[Items from a dataset]
------

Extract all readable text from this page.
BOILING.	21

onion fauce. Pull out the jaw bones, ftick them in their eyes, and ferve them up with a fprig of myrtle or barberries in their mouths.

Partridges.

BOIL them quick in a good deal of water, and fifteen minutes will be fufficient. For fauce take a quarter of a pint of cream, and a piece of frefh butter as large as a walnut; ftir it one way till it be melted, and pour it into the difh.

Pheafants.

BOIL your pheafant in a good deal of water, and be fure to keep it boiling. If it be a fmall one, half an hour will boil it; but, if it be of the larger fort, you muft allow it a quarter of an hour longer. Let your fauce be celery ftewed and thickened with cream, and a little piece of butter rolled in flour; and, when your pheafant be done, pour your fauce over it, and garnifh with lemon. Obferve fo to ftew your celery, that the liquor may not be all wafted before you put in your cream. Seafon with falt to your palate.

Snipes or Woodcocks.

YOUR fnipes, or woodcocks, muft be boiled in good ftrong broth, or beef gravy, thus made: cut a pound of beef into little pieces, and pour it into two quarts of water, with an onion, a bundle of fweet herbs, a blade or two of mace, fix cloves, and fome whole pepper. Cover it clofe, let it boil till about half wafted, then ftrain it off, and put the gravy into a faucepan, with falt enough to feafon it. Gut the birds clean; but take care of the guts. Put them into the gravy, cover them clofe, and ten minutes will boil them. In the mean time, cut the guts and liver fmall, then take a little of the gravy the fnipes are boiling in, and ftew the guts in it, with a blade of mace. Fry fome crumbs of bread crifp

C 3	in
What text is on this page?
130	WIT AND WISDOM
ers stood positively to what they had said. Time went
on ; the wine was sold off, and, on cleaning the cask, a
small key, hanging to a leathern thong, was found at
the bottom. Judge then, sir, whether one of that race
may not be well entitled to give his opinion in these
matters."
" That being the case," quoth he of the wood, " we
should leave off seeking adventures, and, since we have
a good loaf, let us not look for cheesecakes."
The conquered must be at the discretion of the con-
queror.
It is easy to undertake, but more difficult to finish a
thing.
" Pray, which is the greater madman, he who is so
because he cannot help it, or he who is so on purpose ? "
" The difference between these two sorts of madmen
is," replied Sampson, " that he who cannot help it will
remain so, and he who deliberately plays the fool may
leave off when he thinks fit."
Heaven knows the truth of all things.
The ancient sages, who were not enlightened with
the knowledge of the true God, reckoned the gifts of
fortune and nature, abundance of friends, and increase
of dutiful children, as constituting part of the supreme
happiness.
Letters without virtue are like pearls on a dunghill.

------

Prompt => Pull out every line from the one with "What text is on this page?" to the end of the listing, and output only those.

Output of the exercise =>
What text is on this page?
130	WIT AND WISDOM
ers stood positively to what they had said. Time went
on ; the wine was sold off, and, on cleaning the cask, a
small key, hanging to a leathern thong, was found at
the bottom. Judge then, sir, whether one of that race
may not be well entitled to give his opinion in these
matters."
" That being the case," quoth he of the wood, " we
should leave off seeking adventures, and, since we have
a good loaf, let us not look for cheesecakes."
The conquered must be at the discretion of the con-
queror.
It is easy to undertake, but more difficult to finish a
thing.
" Pray, which is the greater madman, he who is so
because he cannot help it, or he who is so on purpose ? "
" The difference between these two sorts of madmen
is," replied Sampson, " that he who cannot help it will
remain so, and he who deliberately plays the fool may
leave off when he thinks fit."
Heaven knows the truth of all things.
The ancient sages, who were not enlightened with
the knowledge of the true God, reckoned the gifts of
fortune and nature, abundance of friends, and increase
of dutiful children, as constituting part of the supreme
happiness.
Letters without virtue are like pearls on a dunghill.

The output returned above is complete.